* BEGIN *
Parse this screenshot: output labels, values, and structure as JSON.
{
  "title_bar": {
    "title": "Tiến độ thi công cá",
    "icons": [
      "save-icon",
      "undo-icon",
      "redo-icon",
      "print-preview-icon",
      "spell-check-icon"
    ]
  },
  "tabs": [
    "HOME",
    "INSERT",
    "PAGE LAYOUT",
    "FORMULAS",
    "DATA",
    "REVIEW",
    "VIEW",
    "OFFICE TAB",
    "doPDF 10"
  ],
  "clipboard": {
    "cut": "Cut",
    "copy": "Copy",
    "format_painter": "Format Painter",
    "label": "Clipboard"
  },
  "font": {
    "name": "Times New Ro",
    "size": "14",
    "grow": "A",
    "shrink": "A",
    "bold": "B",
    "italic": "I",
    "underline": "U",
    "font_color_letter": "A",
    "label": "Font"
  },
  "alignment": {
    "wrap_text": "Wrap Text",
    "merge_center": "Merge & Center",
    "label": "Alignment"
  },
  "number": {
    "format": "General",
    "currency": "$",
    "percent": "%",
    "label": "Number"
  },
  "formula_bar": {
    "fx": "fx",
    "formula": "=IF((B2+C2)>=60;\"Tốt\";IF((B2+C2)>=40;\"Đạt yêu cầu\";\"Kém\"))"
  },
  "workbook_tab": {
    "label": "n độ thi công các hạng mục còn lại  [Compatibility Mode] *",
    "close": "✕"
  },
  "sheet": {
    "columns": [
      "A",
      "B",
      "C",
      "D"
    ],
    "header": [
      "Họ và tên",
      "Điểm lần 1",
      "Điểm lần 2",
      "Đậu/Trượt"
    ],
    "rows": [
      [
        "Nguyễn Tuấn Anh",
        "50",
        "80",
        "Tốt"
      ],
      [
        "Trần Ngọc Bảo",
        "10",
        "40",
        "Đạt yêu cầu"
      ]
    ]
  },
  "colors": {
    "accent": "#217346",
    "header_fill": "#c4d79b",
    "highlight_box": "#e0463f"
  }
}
* END *
Return each line in the records that holds the string "công".

    "title": "Tiến độ thi công cá",
    "label": "n độ thi công các hạng mục còn lại  [Compatibility Mode] *",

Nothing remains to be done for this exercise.